BEGIN RECORDS SHOWN
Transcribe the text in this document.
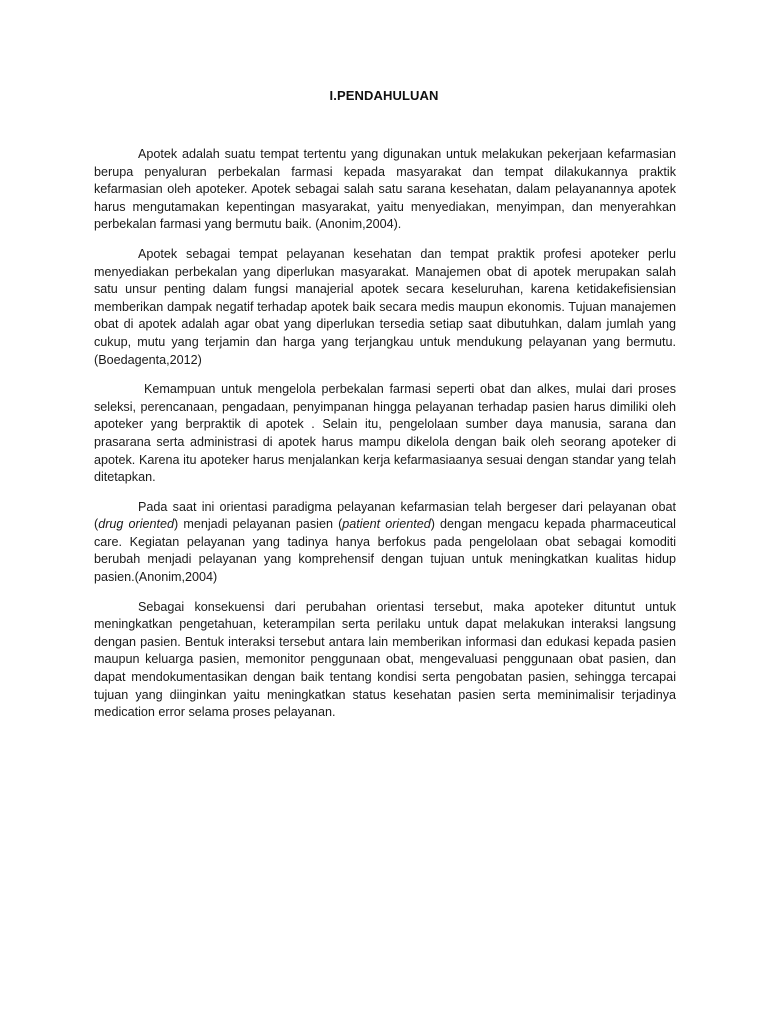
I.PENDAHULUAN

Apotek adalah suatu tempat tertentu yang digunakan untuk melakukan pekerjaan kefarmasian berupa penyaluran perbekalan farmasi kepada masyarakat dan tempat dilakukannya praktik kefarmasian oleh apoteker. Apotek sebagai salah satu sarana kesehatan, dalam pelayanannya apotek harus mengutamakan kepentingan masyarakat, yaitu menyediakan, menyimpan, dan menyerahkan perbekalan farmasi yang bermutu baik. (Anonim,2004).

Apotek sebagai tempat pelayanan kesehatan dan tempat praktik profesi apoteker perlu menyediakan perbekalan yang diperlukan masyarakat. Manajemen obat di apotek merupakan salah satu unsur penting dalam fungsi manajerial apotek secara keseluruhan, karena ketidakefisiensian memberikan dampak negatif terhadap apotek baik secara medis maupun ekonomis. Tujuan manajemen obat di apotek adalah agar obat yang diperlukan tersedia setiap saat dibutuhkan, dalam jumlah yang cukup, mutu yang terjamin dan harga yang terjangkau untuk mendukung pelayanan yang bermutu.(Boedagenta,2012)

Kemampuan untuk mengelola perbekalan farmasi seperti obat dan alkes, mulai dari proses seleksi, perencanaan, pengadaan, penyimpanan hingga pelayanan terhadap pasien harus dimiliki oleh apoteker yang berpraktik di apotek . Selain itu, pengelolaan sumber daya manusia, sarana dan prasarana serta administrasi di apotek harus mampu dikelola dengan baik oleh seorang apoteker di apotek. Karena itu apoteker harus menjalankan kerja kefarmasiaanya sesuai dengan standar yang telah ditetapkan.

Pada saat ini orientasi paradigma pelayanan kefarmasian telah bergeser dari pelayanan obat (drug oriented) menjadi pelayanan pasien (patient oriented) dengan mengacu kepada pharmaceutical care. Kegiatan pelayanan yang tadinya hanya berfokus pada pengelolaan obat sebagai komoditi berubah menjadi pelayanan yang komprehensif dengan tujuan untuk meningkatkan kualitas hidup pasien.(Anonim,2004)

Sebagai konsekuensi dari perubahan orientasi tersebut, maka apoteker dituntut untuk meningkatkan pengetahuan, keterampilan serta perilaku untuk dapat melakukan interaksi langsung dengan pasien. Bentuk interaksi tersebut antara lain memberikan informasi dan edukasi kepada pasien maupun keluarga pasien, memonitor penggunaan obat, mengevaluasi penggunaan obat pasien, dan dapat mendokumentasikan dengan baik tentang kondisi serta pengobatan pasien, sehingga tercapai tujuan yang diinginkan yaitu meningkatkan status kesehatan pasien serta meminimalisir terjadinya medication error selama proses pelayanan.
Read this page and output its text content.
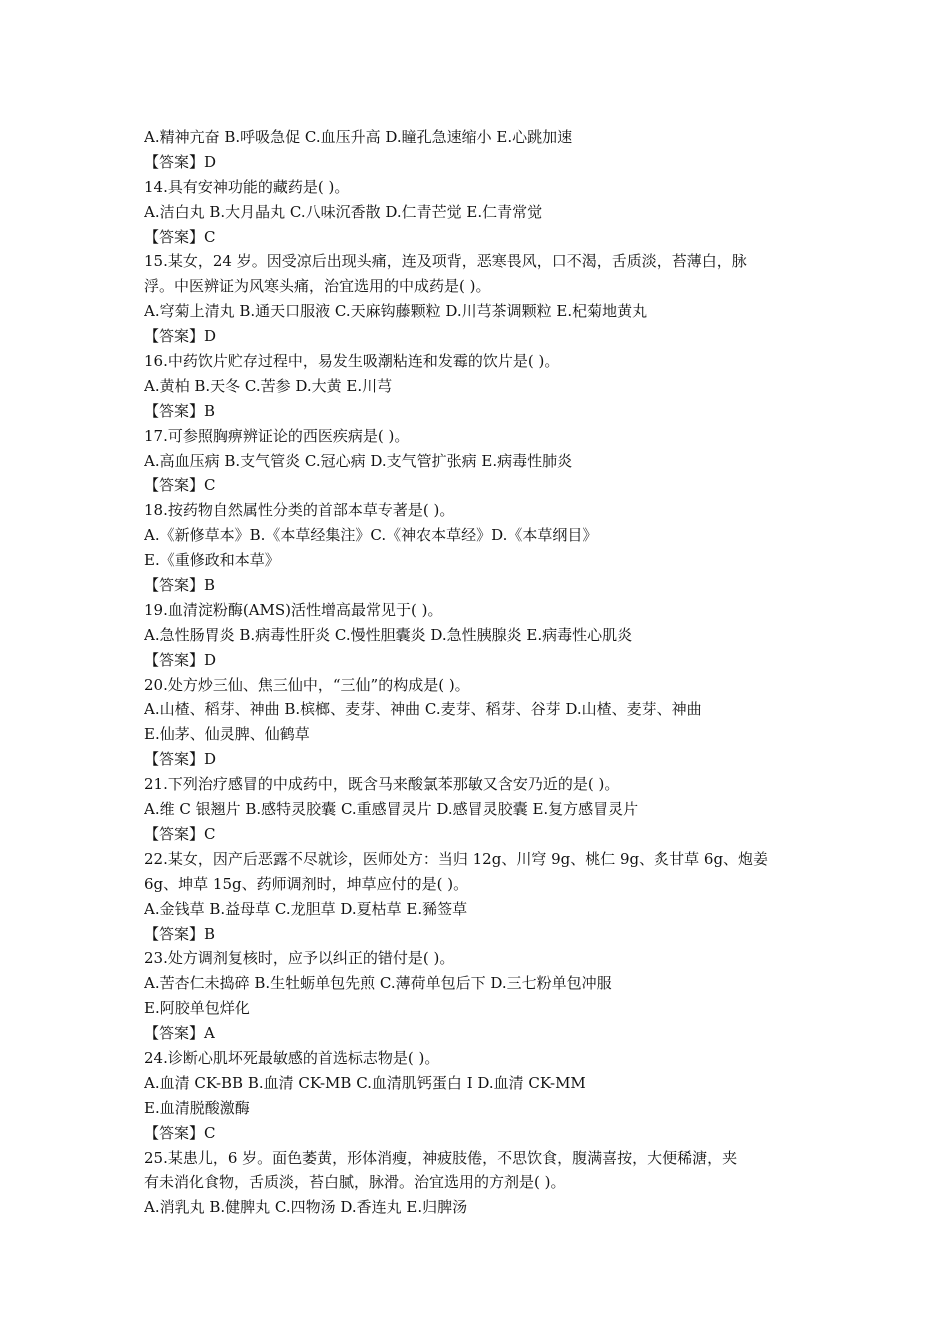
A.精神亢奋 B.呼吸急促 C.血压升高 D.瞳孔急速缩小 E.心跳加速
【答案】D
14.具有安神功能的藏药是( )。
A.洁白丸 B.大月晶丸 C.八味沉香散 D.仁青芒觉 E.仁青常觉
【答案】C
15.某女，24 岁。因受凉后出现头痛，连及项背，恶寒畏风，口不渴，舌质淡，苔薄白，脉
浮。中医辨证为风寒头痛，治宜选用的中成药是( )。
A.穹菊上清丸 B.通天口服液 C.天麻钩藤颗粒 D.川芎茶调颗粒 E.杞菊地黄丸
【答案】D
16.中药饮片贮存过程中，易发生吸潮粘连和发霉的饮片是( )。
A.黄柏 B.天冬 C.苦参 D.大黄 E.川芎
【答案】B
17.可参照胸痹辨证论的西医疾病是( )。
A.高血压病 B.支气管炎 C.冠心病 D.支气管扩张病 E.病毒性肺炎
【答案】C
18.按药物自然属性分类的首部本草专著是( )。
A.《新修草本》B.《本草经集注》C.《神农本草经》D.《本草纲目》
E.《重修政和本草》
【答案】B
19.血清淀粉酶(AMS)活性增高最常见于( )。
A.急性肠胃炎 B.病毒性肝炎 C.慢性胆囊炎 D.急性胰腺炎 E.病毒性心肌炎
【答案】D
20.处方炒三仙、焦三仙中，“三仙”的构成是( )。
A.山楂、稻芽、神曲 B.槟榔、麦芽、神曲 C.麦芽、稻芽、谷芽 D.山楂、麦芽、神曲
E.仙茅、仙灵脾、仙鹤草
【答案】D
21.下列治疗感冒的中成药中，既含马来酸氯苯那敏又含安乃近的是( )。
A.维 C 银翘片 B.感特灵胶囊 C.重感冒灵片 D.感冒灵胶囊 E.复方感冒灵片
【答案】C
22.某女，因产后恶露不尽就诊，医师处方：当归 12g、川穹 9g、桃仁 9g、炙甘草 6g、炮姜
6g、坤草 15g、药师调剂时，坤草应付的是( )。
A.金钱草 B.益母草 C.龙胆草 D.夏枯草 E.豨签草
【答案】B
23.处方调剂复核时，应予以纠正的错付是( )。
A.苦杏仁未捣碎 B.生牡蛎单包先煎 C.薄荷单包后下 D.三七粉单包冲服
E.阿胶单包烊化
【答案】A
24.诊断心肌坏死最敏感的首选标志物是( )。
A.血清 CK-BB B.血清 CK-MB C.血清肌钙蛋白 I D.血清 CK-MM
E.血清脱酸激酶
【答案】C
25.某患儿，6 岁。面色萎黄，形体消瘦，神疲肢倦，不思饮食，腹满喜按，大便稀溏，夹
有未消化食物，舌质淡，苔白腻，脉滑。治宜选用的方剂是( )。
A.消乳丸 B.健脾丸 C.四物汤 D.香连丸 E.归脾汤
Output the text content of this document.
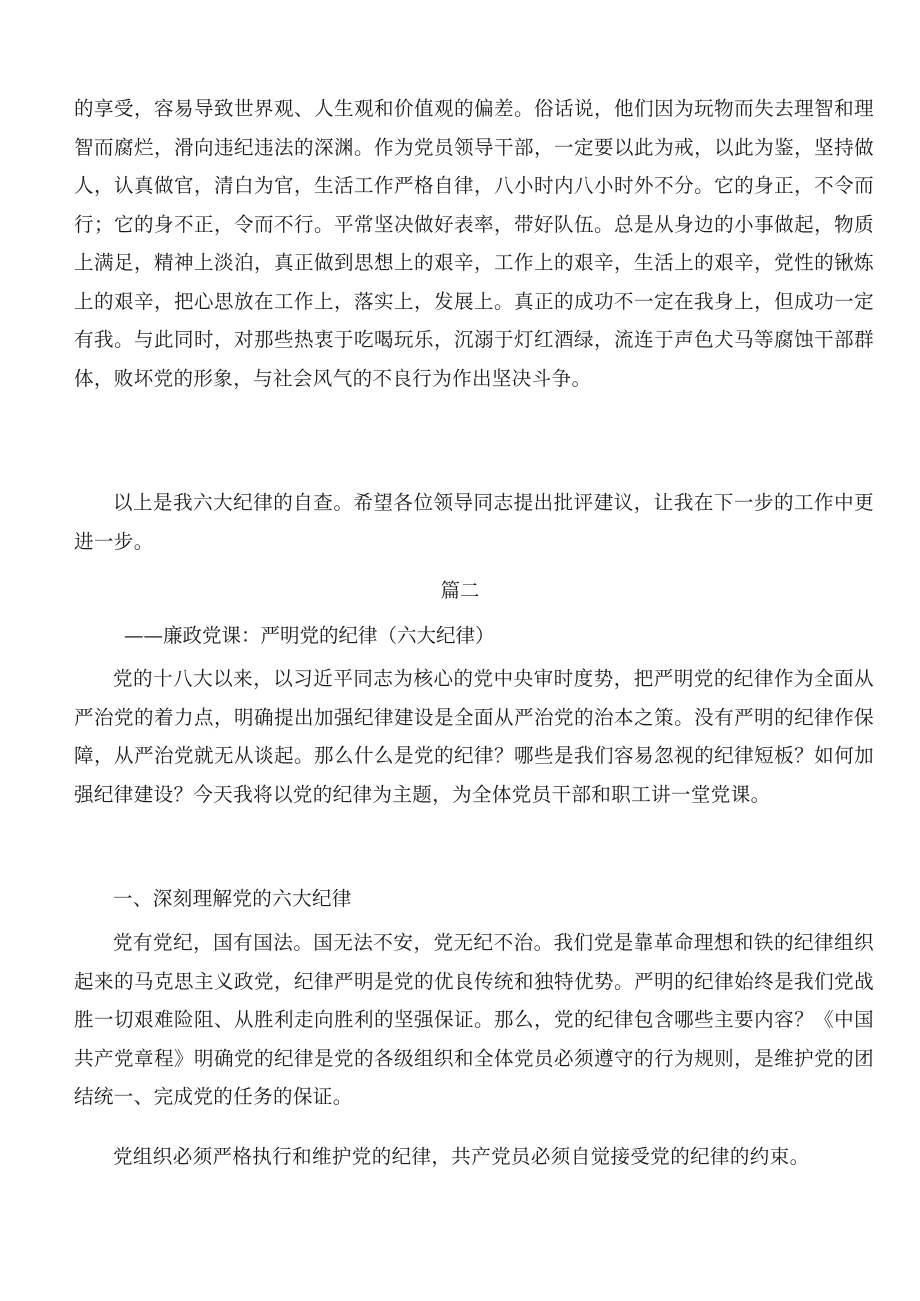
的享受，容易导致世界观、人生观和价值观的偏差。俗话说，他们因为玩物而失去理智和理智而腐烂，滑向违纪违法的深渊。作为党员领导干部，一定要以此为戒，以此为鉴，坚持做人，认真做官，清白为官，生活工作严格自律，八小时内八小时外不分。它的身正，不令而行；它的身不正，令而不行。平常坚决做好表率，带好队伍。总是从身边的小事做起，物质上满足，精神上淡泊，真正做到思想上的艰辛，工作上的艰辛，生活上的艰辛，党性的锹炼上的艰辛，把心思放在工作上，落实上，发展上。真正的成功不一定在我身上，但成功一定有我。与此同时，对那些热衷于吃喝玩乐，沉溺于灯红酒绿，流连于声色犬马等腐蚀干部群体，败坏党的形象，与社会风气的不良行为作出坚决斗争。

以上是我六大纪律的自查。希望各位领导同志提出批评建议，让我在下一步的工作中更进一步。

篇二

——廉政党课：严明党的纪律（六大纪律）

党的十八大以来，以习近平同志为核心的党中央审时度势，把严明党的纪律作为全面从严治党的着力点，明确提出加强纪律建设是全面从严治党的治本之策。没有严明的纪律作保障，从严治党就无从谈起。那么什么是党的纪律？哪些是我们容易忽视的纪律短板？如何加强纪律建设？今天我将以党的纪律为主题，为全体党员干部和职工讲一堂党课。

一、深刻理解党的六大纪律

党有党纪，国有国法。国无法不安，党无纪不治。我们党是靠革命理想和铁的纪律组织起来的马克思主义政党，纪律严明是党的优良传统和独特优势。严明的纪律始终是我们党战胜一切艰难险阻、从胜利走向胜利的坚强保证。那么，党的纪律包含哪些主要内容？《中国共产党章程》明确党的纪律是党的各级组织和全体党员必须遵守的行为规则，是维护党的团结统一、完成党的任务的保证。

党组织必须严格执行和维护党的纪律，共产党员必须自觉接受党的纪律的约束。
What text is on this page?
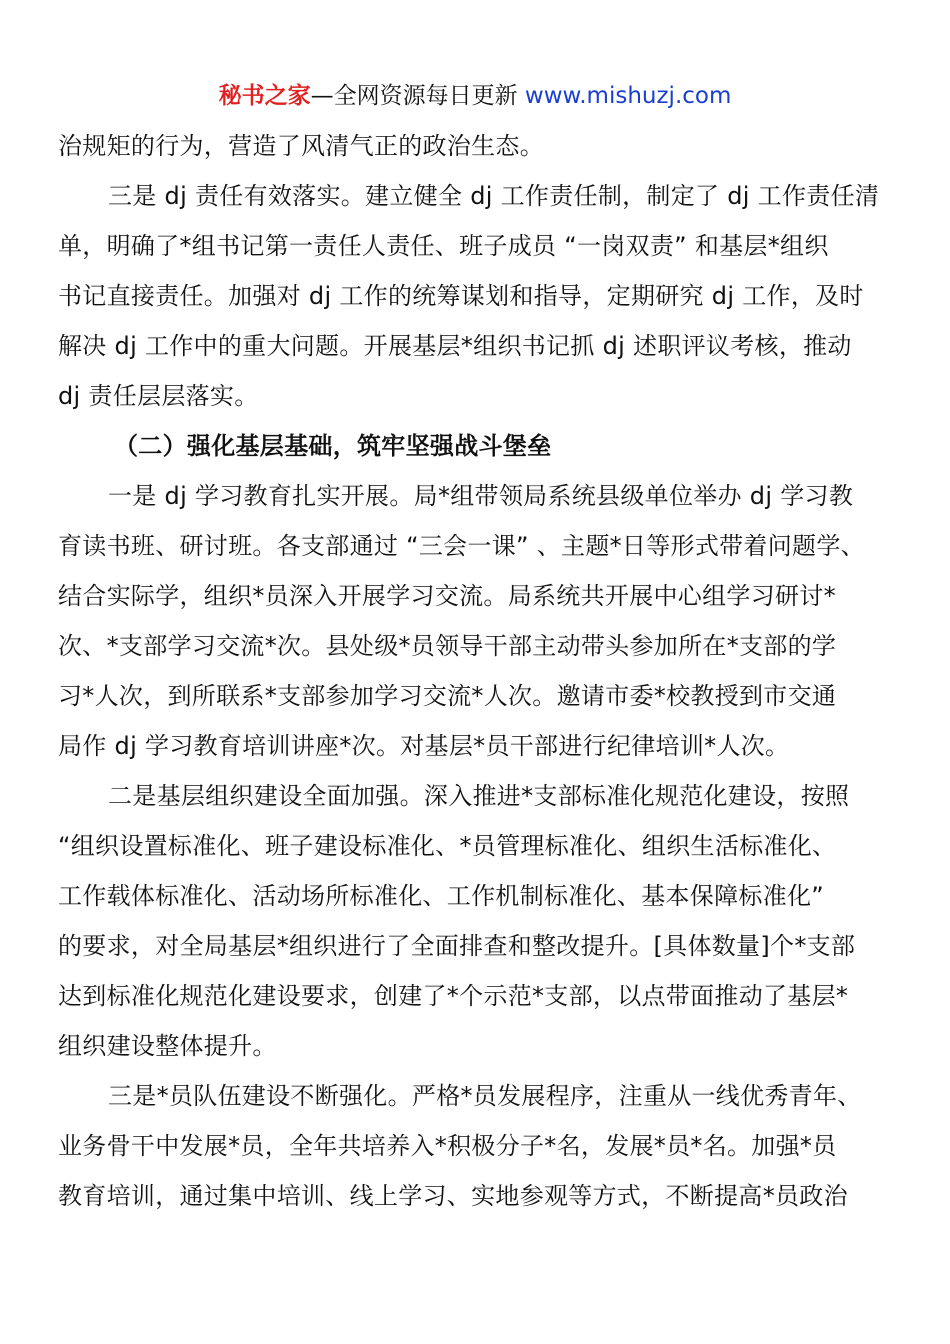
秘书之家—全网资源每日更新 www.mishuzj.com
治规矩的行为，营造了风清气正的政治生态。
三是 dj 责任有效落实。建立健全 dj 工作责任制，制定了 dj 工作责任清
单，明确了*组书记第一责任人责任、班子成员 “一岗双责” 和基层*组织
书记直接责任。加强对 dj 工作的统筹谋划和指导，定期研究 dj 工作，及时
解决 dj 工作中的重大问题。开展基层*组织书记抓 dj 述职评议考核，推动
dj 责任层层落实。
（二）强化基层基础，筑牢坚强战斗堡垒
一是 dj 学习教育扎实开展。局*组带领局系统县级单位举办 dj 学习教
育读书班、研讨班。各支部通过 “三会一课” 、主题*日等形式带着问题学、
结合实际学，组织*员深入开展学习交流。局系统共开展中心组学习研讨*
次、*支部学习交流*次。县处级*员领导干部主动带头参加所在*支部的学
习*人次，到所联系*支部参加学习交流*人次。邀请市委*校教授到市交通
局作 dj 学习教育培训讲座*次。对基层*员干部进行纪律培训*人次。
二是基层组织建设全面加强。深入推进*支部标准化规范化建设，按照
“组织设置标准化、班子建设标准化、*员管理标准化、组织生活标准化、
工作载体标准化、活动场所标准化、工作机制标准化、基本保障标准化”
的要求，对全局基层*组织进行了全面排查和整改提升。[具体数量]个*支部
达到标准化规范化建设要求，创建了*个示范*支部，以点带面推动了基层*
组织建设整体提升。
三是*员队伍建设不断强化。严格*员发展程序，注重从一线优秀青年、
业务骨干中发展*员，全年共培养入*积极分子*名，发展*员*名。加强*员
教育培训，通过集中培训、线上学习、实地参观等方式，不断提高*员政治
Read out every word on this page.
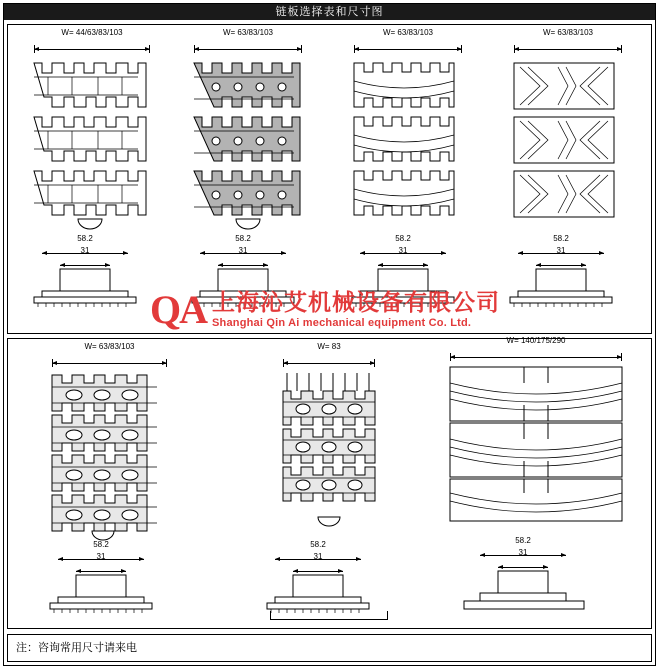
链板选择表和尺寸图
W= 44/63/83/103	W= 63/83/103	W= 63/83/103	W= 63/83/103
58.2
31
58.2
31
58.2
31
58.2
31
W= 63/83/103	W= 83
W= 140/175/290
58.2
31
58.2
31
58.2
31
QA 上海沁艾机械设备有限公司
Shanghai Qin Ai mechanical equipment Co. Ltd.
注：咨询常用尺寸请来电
END RECORDS SHOWN
# TO BE DONE
With pictures left out, repeat exactly the lines from the line bearing "Read out every word on this page." through the final line of the records above.

# RESULT
Read out every word on this page.
链板选择表和尺寸图
W= 44/63/83/103	W= 63/83/103	W= 63/83/103	W= 63/83/103
58.2
31
58.2
31
58.2
31
58.2
31
W= 63/83/103	W= 83
W= 140/175/290
58.2
31
58.2
31
58.2
31
QA 上海沁艾机械设备有限公司
Shanghai Qin Ai mechanical equipment Co. Ltd.
注：咨询常用尺寸请来电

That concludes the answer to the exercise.